Israeli musical artist

Shalom Ronli-Riklis (שלום רונלי-ריקליס; 24 January 1922 – 27 January 1994) was an Israeli musician, music teacher, and the conductor of the IDF Orchestra.

== Biography ==
Shalom Ronli-Riklis was born in 1922 in Tel Aviv. As a young man, Riklis learned to play the violin and the piano. His piano teacher Vincze-Kraus taught at the Rubin Academy of Music in Tel Aviv University. During his studies at the Hebrew Gymnasium "Herzliya," he learned to play the trumpet and later, the French horn, which would become his main instrument.

After graduation, he joined the British Army and served in the Jewish Brigade during World War II. Following a period of service in the infantry, Riklis joined the brigade's orchestra. Shortly before the end of his service, he was appointed the orchestra conductor. After his discharge from the British Army, Riklis graduated from the Academy of Music in piano and conducting. There he took courses under Igor Markevitch at the Mozarteum University of Salzburg from 1953–56.

=== His IDF service ===
Riklis served in the War of Independence, as a member of the first unit of the military police. In 1949 he was invited to conduct the Israel Defense Forces, IDF, orchestra that had been founded shortly beforehand. He served as conductor of the IDF orchestra for 11 years, until stepping down in 1960.

During that time, Riklis significantly improved the quality of the IDF brass band. This was the first full brass band in Israel. Under his leadership, it became a prominent musical ensemble in Israel. Many of its members in the brass and percussion sections were among the first Israelis to join the Israel Philharmonic orchestra. IDF at the time was the only army in the world who had two orchestras: the symphonic orchestra, founded by Riklis, and a wind ensemble. The symphonic orchestra toured the country, while the wind ensemble played military parades, light music, and Jazz.

His great love was working with teenagers. During his tenure with the IDF Orchestra, he developed the Youth Corps as its conductor. The youth ensemble would go on to win first prize, which was a silver harp, at the Queen Juliana competition for orchestras in Kerkrade, Netherlands, which was attended by over 100 bands. The youth ensemble won three times in a row: 1958, 1962 and in 1966. After three consecutive first prizes, the harp remained permanently in Israel and has been stored in the IDF archives. This band toured in 1967 under his Riklis' baton in the United States and Canada with American star Danny Kaye. They were met with great success.

=== After his army service ===
After leaving the army, he worked for many years at the Israel Radio Orchestra in Jerusalem. Riklis headed the faculty and conducted the Chamber Orchestra of the Academy of Music in Tel Aviv University. He is credited with teaching many generations of musicians in Israel.

In 1961, he was sent by the Singapore Foreign Ministry to build and consolidate the country's classical music. As part of this work he established a symphony orchestra and worked with various youth orchestras.

In 1971, he was appointed deputy of the Israel Philharmonic Orchestra by Zubin Mehta, and in 1984, he founded the Young Israel Philharmonic Orchestra; he remained as its director until 1988. Dozens of his students went on to perform with various orchestras worldwide. Riklis conducted many orchestras in Israel. He also served as a mentor to various musicals and judged numerous music competitions.

In 1990 he was the first European to win the Silver Star of Singapore.

Riklis died in January 1994 in Tel Aviv, after a long illness. He is buried in the Yarkon Cemetery.

→ Data for analysis:
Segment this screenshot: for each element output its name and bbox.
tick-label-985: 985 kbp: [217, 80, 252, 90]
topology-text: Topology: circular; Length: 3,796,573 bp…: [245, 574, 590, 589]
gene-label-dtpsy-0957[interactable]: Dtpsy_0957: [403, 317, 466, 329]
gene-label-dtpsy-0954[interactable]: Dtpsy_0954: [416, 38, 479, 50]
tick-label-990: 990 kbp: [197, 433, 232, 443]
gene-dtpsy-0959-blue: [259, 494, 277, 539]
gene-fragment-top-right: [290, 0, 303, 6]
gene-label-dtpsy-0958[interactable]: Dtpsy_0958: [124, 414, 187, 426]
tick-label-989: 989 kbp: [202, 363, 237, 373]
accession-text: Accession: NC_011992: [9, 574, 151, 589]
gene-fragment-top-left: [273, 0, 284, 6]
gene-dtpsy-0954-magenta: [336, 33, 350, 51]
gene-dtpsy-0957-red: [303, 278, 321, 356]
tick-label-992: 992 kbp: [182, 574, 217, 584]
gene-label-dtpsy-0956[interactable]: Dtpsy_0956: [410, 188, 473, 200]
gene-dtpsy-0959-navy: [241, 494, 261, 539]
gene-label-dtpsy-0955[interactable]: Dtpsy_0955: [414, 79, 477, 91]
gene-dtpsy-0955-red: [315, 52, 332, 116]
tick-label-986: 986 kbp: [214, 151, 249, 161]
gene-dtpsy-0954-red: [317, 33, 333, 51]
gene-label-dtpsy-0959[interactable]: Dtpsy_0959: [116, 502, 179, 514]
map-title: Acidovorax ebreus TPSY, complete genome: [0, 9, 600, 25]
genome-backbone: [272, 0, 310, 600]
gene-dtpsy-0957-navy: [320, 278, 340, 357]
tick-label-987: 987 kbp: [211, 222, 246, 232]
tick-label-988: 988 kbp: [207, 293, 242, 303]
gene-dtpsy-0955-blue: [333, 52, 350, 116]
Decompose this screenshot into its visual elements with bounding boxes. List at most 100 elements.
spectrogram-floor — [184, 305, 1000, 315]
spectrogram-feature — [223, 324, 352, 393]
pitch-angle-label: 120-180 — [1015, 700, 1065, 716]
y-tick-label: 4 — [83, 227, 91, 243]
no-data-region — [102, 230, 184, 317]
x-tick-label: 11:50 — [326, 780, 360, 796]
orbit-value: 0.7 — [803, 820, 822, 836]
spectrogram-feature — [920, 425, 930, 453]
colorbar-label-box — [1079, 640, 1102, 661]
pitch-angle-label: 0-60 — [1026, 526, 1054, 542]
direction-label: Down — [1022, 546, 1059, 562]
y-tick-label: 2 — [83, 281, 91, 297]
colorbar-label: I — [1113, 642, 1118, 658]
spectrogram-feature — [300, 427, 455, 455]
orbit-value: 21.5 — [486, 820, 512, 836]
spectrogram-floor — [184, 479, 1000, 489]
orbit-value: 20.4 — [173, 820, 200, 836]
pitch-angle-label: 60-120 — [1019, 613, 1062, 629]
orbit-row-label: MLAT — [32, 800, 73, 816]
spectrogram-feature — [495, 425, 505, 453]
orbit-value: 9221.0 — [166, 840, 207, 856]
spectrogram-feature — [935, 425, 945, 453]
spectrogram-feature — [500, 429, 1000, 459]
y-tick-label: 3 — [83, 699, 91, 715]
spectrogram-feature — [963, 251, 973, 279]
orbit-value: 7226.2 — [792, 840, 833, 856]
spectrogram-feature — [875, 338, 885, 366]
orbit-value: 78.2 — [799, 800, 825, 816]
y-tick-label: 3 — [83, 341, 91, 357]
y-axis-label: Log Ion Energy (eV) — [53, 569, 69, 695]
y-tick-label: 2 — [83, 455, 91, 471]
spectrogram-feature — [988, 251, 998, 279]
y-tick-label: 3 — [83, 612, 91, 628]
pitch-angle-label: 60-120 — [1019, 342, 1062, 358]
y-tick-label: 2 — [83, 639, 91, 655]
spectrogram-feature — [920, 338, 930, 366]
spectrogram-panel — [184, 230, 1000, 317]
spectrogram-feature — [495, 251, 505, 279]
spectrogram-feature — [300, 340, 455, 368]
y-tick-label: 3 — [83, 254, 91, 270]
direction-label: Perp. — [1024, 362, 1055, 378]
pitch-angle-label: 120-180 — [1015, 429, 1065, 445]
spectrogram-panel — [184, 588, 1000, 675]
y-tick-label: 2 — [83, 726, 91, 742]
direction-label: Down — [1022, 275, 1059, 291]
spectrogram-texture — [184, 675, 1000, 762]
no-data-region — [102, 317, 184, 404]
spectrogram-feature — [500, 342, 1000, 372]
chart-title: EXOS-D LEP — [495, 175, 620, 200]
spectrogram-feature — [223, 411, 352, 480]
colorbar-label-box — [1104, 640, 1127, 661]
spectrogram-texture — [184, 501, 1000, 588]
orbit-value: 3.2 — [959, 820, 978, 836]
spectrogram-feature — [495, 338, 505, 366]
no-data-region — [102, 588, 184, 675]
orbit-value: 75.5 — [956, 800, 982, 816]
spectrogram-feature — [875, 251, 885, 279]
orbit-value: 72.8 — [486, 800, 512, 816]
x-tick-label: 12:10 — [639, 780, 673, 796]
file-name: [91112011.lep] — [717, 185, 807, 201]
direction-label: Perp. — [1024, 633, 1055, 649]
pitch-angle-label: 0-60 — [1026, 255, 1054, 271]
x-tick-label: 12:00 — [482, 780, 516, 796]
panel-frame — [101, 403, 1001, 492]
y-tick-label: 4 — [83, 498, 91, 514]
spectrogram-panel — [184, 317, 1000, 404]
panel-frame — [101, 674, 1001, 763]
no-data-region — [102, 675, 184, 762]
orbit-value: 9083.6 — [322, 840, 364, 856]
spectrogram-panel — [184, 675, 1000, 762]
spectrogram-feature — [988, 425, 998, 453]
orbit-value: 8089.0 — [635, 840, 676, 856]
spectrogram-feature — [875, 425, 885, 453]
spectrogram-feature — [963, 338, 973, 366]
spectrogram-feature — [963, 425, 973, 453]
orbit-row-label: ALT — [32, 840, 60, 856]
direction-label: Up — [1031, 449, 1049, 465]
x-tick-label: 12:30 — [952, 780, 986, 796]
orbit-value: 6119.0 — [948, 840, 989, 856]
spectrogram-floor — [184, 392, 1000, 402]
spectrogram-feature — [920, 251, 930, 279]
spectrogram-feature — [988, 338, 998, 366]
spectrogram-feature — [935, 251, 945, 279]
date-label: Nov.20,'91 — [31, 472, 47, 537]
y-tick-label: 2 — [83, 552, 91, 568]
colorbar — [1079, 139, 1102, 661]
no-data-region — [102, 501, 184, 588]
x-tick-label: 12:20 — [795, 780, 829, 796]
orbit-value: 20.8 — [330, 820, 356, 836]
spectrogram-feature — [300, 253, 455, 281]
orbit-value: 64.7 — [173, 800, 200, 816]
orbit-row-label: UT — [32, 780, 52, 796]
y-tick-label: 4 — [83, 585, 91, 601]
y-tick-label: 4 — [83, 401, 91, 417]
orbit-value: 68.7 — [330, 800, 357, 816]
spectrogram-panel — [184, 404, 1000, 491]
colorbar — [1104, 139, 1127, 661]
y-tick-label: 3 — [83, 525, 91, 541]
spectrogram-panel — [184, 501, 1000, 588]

→ Required action: According to the biography of Shalom Ronli-Riklis, in what year did he found the Young Israel Philharmonic Orchestra?

→ Result for this task: 1984